* [STATED PROBLEM]:
Return every record exactly as written.

* [DATA RECORDS]:
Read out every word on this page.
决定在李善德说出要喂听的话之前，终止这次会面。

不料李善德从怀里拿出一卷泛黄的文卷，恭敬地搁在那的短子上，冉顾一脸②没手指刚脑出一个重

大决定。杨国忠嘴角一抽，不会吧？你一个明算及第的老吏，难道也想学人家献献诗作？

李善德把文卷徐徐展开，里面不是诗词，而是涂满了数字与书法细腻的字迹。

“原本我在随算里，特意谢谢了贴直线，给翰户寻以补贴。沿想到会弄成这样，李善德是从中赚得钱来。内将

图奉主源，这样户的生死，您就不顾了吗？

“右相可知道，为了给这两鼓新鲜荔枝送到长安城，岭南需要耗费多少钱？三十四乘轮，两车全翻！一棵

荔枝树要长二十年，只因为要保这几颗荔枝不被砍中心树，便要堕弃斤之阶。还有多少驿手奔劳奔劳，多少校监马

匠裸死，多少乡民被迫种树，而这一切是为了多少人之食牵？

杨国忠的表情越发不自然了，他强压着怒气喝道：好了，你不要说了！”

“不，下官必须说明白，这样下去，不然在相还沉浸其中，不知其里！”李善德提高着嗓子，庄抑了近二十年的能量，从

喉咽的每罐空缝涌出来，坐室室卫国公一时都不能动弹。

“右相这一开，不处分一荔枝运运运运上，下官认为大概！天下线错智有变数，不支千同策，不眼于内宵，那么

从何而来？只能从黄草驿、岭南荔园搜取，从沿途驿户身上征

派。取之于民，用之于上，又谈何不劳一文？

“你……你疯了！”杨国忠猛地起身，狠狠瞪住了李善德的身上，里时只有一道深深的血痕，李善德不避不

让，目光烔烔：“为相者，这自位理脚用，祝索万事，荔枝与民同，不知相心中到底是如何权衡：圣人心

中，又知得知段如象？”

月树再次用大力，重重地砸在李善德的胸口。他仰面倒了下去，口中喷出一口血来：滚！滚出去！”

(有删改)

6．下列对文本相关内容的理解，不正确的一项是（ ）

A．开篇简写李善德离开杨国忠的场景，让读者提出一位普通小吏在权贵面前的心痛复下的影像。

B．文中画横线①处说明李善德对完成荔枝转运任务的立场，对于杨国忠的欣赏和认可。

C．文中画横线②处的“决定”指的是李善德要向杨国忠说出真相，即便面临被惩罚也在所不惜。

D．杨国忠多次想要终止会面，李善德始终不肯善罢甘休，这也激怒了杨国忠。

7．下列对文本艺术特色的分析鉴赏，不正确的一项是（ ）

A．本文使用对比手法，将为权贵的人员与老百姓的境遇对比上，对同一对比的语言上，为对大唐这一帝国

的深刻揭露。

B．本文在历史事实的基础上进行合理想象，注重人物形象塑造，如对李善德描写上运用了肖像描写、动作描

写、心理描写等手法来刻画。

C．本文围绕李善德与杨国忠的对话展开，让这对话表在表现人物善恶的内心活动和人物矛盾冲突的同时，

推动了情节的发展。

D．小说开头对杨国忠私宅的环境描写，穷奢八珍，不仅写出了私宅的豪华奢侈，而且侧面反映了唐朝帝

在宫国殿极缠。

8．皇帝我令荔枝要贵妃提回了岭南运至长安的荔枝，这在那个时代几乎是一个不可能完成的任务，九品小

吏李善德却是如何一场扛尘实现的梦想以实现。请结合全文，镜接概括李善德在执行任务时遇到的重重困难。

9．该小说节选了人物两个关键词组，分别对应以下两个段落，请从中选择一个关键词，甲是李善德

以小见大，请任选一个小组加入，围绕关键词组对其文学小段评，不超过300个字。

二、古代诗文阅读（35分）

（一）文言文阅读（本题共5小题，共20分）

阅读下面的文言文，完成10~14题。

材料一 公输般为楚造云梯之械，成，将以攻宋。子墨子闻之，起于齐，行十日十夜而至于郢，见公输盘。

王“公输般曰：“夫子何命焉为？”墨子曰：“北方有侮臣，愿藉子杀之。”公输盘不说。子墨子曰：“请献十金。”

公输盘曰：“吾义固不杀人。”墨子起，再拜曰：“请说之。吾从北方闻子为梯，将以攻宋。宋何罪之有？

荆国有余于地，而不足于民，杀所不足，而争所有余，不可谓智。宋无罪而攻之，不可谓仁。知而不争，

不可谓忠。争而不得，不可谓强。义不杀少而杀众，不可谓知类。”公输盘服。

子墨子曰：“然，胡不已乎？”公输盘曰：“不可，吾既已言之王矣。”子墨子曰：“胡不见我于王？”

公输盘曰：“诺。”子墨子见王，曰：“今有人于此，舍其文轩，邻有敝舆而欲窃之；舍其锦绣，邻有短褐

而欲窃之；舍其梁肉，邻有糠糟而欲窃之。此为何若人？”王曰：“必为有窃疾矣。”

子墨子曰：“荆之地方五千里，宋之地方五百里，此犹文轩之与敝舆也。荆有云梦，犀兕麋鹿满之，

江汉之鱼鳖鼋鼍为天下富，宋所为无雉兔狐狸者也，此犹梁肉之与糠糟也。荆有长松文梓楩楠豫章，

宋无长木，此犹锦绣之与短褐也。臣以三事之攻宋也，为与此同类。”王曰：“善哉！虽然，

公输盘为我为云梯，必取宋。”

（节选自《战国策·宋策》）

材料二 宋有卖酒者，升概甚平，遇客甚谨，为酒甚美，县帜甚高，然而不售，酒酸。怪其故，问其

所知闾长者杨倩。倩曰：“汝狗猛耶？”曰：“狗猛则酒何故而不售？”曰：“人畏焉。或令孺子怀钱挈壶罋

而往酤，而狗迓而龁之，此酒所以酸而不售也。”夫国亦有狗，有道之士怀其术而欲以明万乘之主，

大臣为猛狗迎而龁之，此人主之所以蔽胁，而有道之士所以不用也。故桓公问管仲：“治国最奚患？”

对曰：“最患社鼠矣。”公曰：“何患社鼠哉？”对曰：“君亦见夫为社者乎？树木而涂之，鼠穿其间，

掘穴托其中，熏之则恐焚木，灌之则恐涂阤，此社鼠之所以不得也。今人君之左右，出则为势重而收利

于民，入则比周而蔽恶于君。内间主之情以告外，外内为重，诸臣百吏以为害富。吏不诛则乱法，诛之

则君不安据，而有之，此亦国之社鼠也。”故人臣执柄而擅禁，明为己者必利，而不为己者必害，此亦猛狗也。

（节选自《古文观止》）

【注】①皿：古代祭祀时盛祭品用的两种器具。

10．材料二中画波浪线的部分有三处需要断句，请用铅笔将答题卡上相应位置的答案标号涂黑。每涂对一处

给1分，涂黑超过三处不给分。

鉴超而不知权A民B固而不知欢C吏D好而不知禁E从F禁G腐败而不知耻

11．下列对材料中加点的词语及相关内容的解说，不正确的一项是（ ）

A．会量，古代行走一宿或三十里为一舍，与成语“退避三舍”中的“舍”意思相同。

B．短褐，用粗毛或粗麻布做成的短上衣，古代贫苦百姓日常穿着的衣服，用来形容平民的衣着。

* [ANSWER TO THE EXERCISE]:
Read out every word on this page.
决定在李善德说出要喂听的话之前，终止这次会面。

不料李善德从怀里拿出一卷泛黄的文卷，恭敬地搁在那的短子上，冉顾一脸②没手指刚脑出一个重

大决定。杨国忠嘴角一抽，不会吧？你一个明算及第的老吏，难道也想学人家献献诗作？

李善德把文卷徐徐展开，里面不是诗词，而是涂满了数字与书法细腻的字迹。

“原本我在随算里，特意谢谢了贴直线，给翰户寻以补贴。沿想到会弄成这样，李善德是从中赚得钱来。内将

图奉主源，这样户的生死，您就不顾了吗？

“右相可知道，为了给这两鼓新鲜荔枝送到长安城，岭南需要耗费多少钱？三十四乘轮，两车全翻！一棵

荔枝树要长二十年，只因为要保这几颗荔枝不被砍中心树，便要堕弃斤之阶。还有多少驿手奔劳奔劳，多少校监马

匠裸死，多少乡民被迫种树，而这一切是为了多少人之食牵？

杨国忠的表情越发不自然了，他强压着怒气喝道：好了，你不要说了！”

“不，下官必须说明白，这样下去，不然在相还沉浸其中，不知其里！”李善德提高着嗓子，庄抑了近二十年的能量，从

喉咽的每罐空缝涌出来，坐室室卫国公一时都不能动弹。

“右相这一开，不处分一荔枝运运运运上，下官认为大概！天下线错智有变数，不支千同策，不眼于内宵，那么

从何而来？只能从黄草驿、岭南荔园搜取，从沿途驿户身上征

派。取之于民，用之于上，又谈何不劳一文？

“你……你疯了！”杨国忠猛地起身，狠狠瞪住了李善德的身上，里时只有一道深深的血痕，李善德不避不

让，目光烔烔：“为相者，这自位理脚用，祝索万事，荔枝与民同，不知相心中到底是如何权衡：圣人心

中，又知得知段如象？”

月树再次用大力，重重地砸在李善德的胸口。他仰面倒了下去，口中喷出一口血来：滚！滚出去！”

(有删改)

6．下列对文本相关内容的理解，不正确的一项是（ ）

A．开篇简写李善德离开杨国忠的场景，让读者提出一位普通小吏在权贵面前的心痛复下的影像。

B．文中画横线①处说明李善德对完成荔枝转运任务的立场，对于杨国忠的欣赏和认可。

C．文中画横线②处的“决定”指的是李善德要向杨国忠说出真相，即便面临被惩罚也在所不惜。

D．杨国忠多次想要终止会面，李善德始终不肯善罢甘休，这也激怒了杨国忠。

7．下列对文本艺术特色的分析鉴赏，不正确的一项是（ ）

A．本文使用对比手法，将为权贵的人员与老百姓的境遇对比上，对同一对比的语言上，为对大唐这一帝国

的深刻揭露。

B．本文在历史事实的基础上进行合理想象，注重人物形象塑造，如对李善德描写上运用了肖像描写、动作描

写、心理描写等手法来刻画。

C．本文围绕李善德与杨国忠的对话展开，让这对话表在表现人物善恶的内心活动和人物矛盾冲突的同时，

推动了情节的发展。

D．小说开头对杨国忠私宅的环境描写，穷奢八珍，不仅写出了私宅的豪华奢侈，而且侧面反映了唐朝帝

在宫国殿极缠。

8．皇帝我令荔枝要贵妃提回了岭南运至长安的荔枝，这在那个时代几乎是一个不可能完成的任务，九品小

吏李善德却是如何一场扛尘实现的梦想以实现。请结合全文，镜接概括李善德在执行任务时遇到的重重困难。

9．该小说节选了人物两个关键词组，分别对应以下两个段落，请从中选择一个关键词，甲是李善德

以小见大，请任选一个小组加入，围绕关键词组对其文学小段评，不超过300个字。

二、古代诗文阅读（35分）

（一）文言文阅读（本题共5小题，共20分）

阅读下面的文言文，完成10~14题。

材料一 公输般为楚造云梯之械，成，将以攻宋。子墨子闻之，起于齐，行十日十夜而至于郢，见公输盘。

王“公输般曰：“夫子何命焉为？”墨子曰：“北方有侮臣，愿藉子杀之。”公输盘不说。子墨子曰：“请献十金。”

公输盘曰：“吾义固不杀人。”墨子起，再拜曰：“请说之。吾从北方闻子为梯，将以攻宋。宋何罪之有？

荆国有余于地，而不足于民，杀所不足，而争所有余，不可谓智。宋无罪而攻之，不可谓仁。知而不争，

不可谓忠。争而不得，不可谓强。义不杀少而杀众，不可谓知类。”公输盘服。

子墨子曰：“然，胡不已乎？”公输盘曰：“不可，吾既已言之王矣。”子墨子曰：“胡不见我于王？”

公输盘曰：“诺。”子墨子见王，曰：“今有人于此，舍其文轩，邻有敝舆而欲窃之；舍其锦绣，邻有短褐

而欲窃之；舍其梁肉，邻有糠糟而欲窃之。此为何若人？”王曰：“必为有窃疾矣。”

子墨子曰：“荆之地方五千里，宋之地方五百里，此犹文轩之与敝舆也。荆有云梦，犀兕麋鹿满之，

江汉之鱼鳖鼋鼍为天下富，宋所为无雉兔狐狸者也，此犹梁肉之与糠糟也。荆有长松文梓楩楠豫章，

宋无长木，此犹锦绣之与短褐也。臣以三事之攻宋也，为与此同类。”王曰：“善哉！虽然，

公输盘为我为云梯，必取宋。”

（节选自《战国策·宋策》）

材料二 宋有卖酒者，升概甚平，遇客甚谨，为酒甚美，县帜甚高，然而不售，酒酸。怪其故，问其

所知闾长者杨倩。倩曰：“汝狗猛耶？”曰：“狗猛则酒何故而不售？”曰：“人畏焉。或令孺子怀钱挈壶罋

而往酤，而狗迓而龁之，此酒所以酸而不售也。”夫国亦有狗，有道之士怀其术而欲以明万乘之主，

大臣为猛狗迎而龁之，此人主之所以蔽胁，而有道之士所以不用也。故桓公问管仲：“治国最奚患？”

对曰：“最患社鼠矣。”公曰：“何患社鼠哉？”对曰：“君亦见夫为社者乎？树木而涂之，鼠穿其间，

掘穴托其中，熏之则恐焚木，灌之则恐涂阤，此社鼠之所以不得也。今人君之左右，出则为势重而收利

于民，入则比周而蔽恶于君。内间主之情以告外，外内为重，诸臣百吏以为害富。吏不诛则乱法，诛之

则君不安据，而有之，此亦国之社鼠也。”故人臣执柄而擅禁，明为己者必利，而不为己者必害，此亦猛狗也。

（节选自《古文观止》）

【注】①皿：古代祭祀时盛祭品用的两种器具。

10．材料二中画波浪线的部分有三处需要断句，请用铅笔将答题卡上相应位置的答案标号涂黑。每涂对一处

给1分，涂黑超过三处不给分。

鉴超而不知权A民B固而不知欢C吏D好而不知禁E从F禁G腐败而不知耻

11．下列对材料中加点的词语及相关内容的解说，不正确的一项是（ ）

A．会量，古代行走一宿或三十里为一舍，与成语“退避三舍”中的“舍”意思相同。

B．短褐，用粗毛或粗麻布做成的短上衣，古代贫苦百姓日常穿着的衣服，用来形容平民的衣着。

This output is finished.